**Input rows**.
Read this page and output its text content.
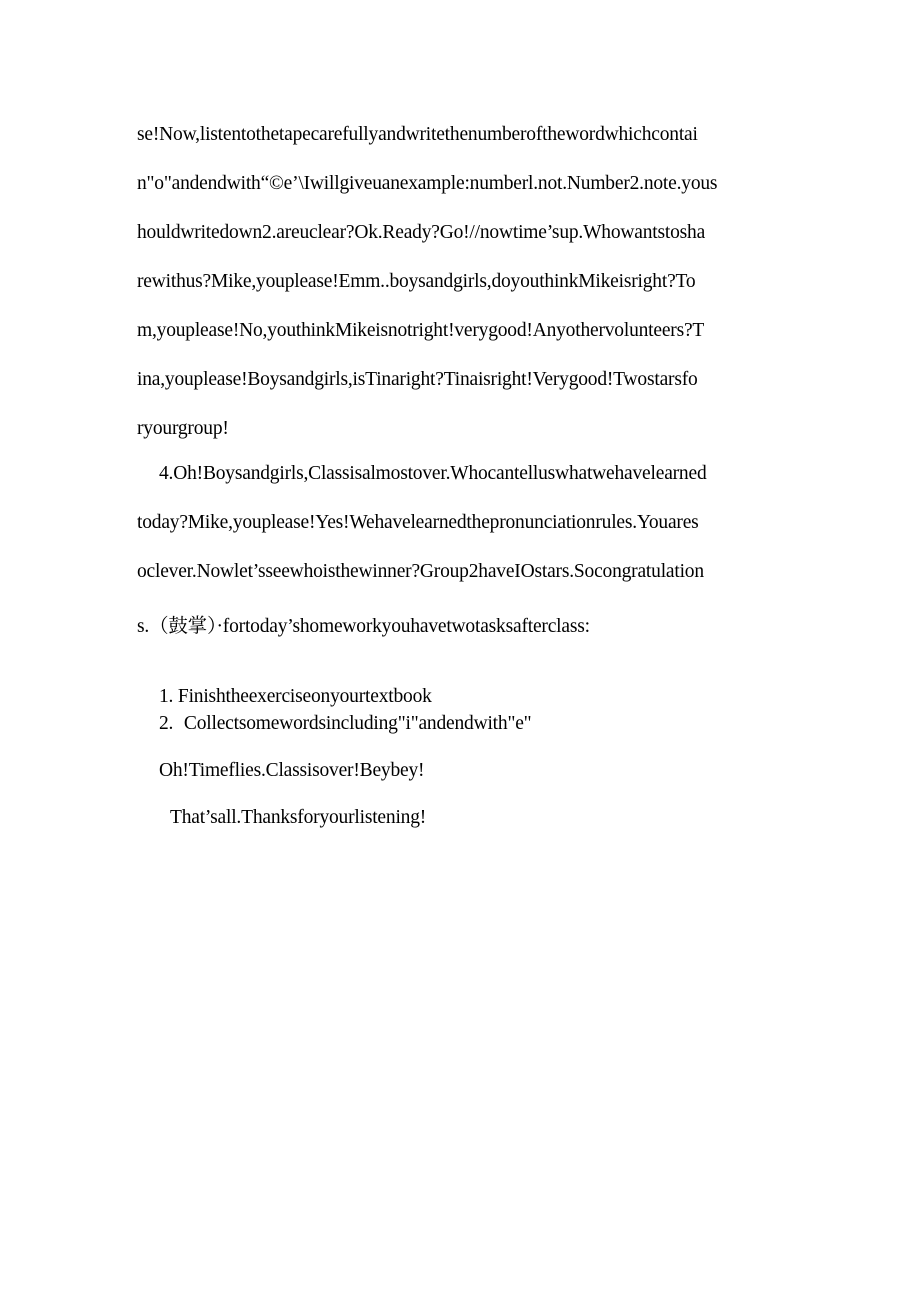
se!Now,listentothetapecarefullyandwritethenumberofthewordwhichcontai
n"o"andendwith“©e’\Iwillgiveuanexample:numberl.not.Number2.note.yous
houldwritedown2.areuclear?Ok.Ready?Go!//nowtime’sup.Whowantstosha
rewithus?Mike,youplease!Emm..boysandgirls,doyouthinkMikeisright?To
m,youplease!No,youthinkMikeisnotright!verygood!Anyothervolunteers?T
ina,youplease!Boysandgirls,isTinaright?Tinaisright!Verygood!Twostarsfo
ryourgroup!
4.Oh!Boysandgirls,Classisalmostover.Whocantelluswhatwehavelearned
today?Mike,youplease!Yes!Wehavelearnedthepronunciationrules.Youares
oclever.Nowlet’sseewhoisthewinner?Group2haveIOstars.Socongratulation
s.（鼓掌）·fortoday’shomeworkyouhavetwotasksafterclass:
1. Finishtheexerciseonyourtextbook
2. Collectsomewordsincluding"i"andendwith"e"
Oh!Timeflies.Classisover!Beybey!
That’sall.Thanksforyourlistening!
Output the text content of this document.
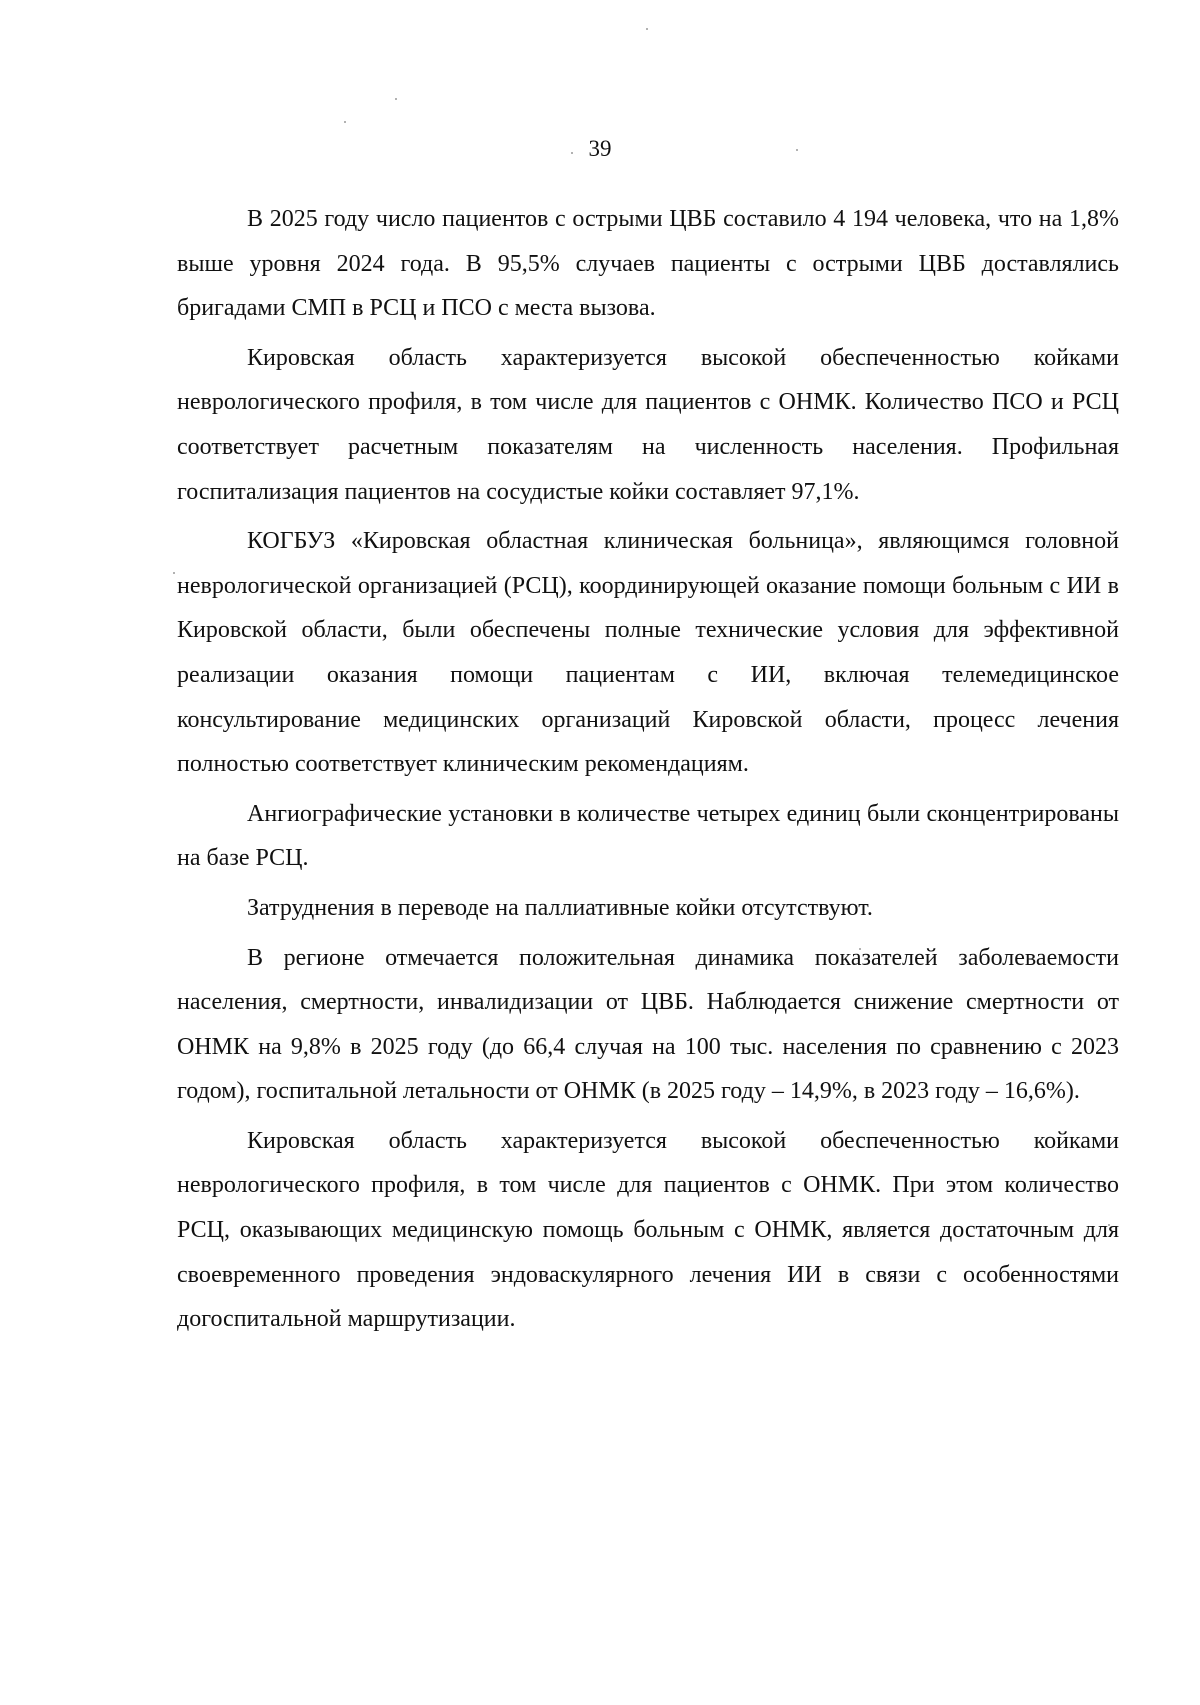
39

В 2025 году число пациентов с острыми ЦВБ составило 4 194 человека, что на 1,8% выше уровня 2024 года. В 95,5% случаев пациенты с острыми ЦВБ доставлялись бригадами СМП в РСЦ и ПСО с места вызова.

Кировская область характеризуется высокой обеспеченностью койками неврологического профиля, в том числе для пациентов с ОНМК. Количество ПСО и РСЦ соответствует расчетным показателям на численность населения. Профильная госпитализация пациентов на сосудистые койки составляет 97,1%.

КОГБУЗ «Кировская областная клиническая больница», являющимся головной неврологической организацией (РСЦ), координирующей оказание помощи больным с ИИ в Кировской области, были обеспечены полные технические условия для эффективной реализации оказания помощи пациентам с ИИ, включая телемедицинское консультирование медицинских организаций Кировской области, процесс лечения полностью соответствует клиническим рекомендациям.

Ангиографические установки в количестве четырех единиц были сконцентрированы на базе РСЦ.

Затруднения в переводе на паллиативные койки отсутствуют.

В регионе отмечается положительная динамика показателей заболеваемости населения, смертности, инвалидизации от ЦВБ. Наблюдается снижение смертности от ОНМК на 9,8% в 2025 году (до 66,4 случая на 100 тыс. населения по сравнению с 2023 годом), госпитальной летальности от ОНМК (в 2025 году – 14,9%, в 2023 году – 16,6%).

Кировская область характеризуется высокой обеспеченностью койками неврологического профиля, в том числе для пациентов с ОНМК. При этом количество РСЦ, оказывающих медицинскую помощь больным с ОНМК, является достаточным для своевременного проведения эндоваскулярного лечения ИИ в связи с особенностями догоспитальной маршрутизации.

**What you have to do**. Copy every line of the records above that contains "неврологического".

**Written solution**.
Кировская область характеризуется высокой обеспеченностью койками неврологического профиля, в том числе для пациентов с ОНМК. Количество ПСО и РСЦ соответствует расчетным показателям на численность населения. Профильная госпитализация пациентов на сосудистые койки составляет 97,1%.
Кировская область характеризуется высокой обеспеченностью койками неврологического профиля, в том числе для пациентов с ОНМК. При этом количество РСЦ, оказывающих медицинскую помощь больным с ОНМК, является достаточным для своевременного проведения эндоваскулярного лечения ИИ в связи с особенностями догоспитальной маршрутизации.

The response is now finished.